-- start of Available records --
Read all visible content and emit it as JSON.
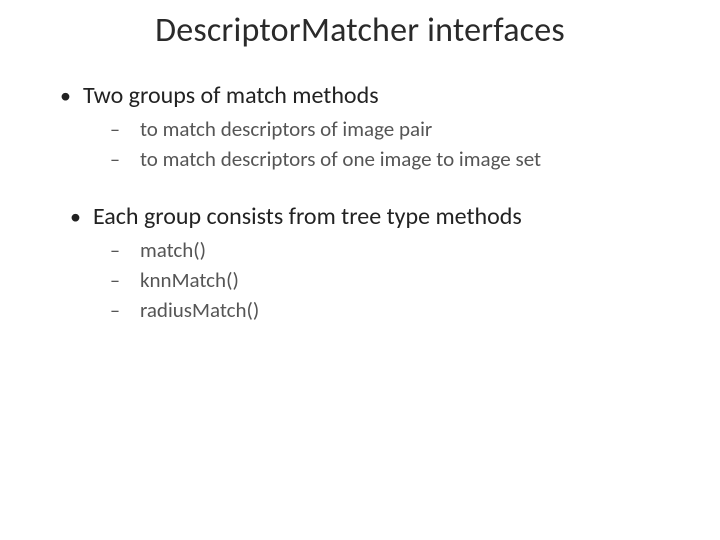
{
  "title": "DescriptorMatcher interfaces",
  "group1": {
    "heading": "Two groups of match methods",
    "items": [
      "to match descriptors of image pair",
      "to match descriptors of one image to image set"
    ]
  },
  "group2": {
    "heading": "Each group consists from tree type methods",
    "items": [
      "match()",
      "knnMatch()",
      "radiusMatch()"
    ]
  }
}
-- end of Available records --
- Task to complete:
Exact duplication of all the records is required; pictures are omitted from the copy.

- Full output:
Read all visible content and emit it as JSON.
{
  "title": "DescriptorMatcher interfaces",
  "group1": {
    "heading": "Two groups of match methods",
    "items": [
      "to match descriptors of image pair",
      "to match descriptors of one image to image set"
    ]
  },
  "group2": {
    "heading": "Each group consists from tree type methods",
    "items": [
      "match()",
      "knnMatch()",
      "radiusMatch()"
    ]
  }
}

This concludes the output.